Type out the complete listing below word for word, without its pictures.
── Exercise materials ──
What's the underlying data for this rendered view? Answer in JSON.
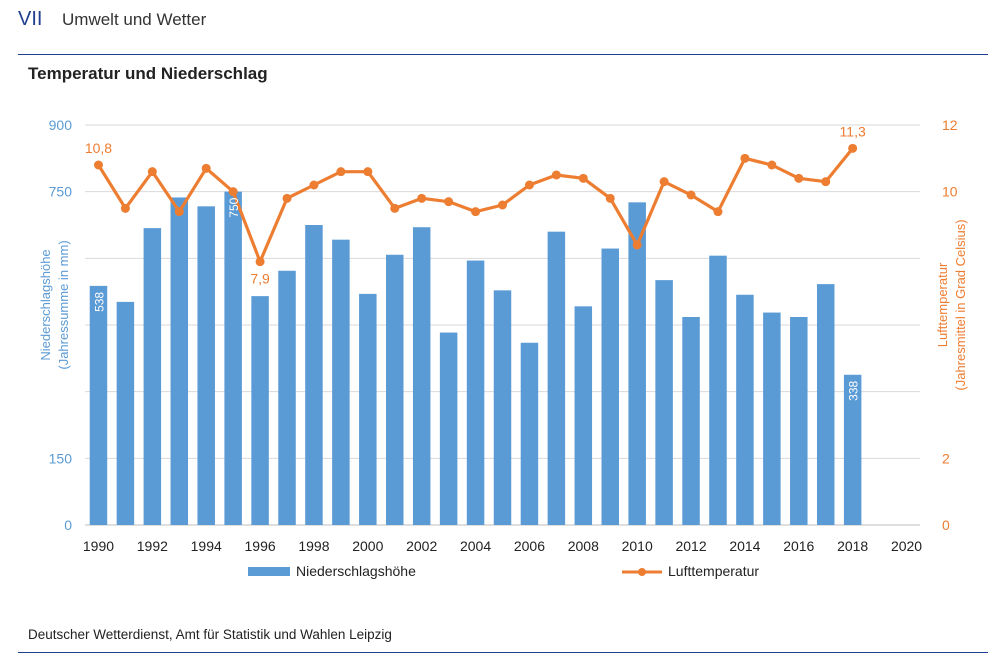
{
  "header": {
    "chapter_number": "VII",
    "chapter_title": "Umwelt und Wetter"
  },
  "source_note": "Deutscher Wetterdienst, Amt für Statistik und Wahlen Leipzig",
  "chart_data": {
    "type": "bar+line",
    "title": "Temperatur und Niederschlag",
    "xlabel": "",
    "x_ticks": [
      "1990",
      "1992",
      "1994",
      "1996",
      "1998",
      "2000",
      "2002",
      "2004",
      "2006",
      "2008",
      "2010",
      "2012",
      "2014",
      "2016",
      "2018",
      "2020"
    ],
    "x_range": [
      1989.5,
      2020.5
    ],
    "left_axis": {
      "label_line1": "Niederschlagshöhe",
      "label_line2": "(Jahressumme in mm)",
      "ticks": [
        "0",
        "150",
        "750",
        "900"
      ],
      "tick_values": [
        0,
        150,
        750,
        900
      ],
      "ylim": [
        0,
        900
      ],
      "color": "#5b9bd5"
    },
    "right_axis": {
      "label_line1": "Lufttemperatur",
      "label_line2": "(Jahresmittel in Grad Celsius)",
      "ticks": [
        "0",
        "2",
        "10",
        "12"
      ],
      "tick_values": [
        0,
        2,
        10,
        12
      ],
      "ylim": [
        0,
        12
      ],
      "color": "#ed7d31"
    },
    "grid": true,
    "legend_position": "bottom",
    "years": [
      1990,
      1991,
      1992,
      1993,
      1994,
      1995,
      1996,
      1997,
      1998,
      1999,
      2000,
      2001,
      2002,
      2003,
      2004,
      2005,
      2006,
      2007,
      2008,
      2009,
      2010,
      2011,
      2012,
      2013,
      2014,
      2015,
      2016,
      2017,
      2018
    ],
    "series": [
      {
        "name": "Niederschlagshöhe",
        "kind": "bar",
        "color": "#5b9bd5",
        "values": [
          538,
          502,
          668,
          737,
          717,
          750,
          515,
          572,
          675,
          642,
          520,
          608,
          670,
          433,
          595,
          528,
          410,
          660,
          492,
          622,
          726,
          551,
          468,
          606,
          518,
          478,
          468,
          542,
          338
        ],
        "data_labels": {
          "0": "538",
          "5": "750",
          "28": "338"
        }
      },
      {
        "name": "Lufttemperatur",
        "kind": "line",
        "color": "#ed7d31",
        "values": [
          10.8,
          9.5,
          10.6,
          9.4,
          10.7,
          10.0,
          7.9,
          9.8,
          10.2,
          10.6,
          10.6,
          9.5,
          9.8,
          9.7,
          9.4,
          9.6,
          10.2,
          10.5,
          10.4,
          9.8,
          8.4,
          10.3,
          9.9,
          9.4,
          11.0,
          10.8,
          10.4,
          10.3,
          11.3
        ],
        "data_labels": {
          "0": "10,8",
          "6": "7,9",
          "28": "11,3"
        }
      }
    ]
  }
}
───
→ Exercise answer
What's the underlying data for this rendered view? Answer in JSON.
{
  "header": {
    "chapter_number": "VII",
    "chapter_title": "Umwelt und Wetter"
  },
  "source_note": "Deutscher Wetterdienst, Amt für Statistik und Wahlen Leipzig",
  "chart_data": {
    "type": "bar+line",
    "title": "Temperatur und Niederschlag",
    "xlabel": "",
    "x_ticks": [
      "1990",
      "1992",
      "1994",
      "1996",
      "1998",
      "2000",
      "2002",
      "2004",
      "2006",
      "2008",
      "2010",
      "2012",
      "2014",
      "2016",
      "2018",
      "2020"
    ],
    "x_range": [
      1989.5,
      2020.5
    ],
    "left_axis": {
      "label_line1": "Niederschlagshöhe",
      "label_line2": "(Jahressumme in mm)",
      "ticks": [
        "0",
        "150",
        "750",
        "900"
      ],
      "tick_values": [
        0,
        150,
        750,
        900
      ],
      "ylim": [
        0,
        900
      ],
      "color": "#5b9bd5"
    },
    "right_axis": {
      "label_line1": "Lufttemperatur",
      "label_line2": "(Jahresmittel in Grad Celsius)",
      "ticks": [
        "0",
        "2",
        "10",
        "12"
      ],
      "tick_values": [
        0,
        2,
        10,
        12
      ],
      "ylim": [
        0,
        12
      ],
      "color": "#ed7d31"
    },
    "grid": true,
    "legend_position": "bottom",
    "years": [
      1990,
      1991,
      1992,
      1993,
      1994,
      1995,
      1996,
      1997,
      1998,
      1999,
      2000,
      2001,
      2002,
      2003,
      2004,
      2005,
      2006,
      2007,
      2008,
      2009,
      2010,
      2011,
      2012,
      2013,
      2014,
      2015,
      2016,
      2017,
      2018
    ],
    "series": [
      {
        "name": "Niederschlagshöhe",
        "kind": "bar",
        "color": "#5b9bd5",
        "values": [
          538,
          502,
          668,
          737,
          717,
          750,
          515,
          572,
          675,
          642,
          520,
          608,
          670,
          433,
          595,
          528,
          410,
          660,
          492,
          622,
          726,
          551,
          468,
          606,
          518,
          478,
          468,
          542,
          338
        ],
        "data_labels": {
          "0": "538",
          "5": "750",
          "28": "338"
        }
      },
      {
        "name": "Lufttemperatur",
        "kind": "line",
        "color": "#ed7d31",
        "values": [
          10.8,
          9.5,
          10.6,
          9.4,
          10.7,
          10.0,
          7.9,
          9.8,
          10.2,
          10.6,
          10.6,
          9.5,
          9.8,
          9.7,
          9.4,
          9.6,
          10.2,
          10.5,
          10.4,
          9.8,
          8.4,
          10.3,
          9.9,
          9.4,
          11.0,
          10.8,
          10.4,
          10.3,
          11.3
        ],
        "data_labels": {
          "0": "10,8",
          "6": "7,9",
          "28": "11,3"
        }
      }
    ]
  }
}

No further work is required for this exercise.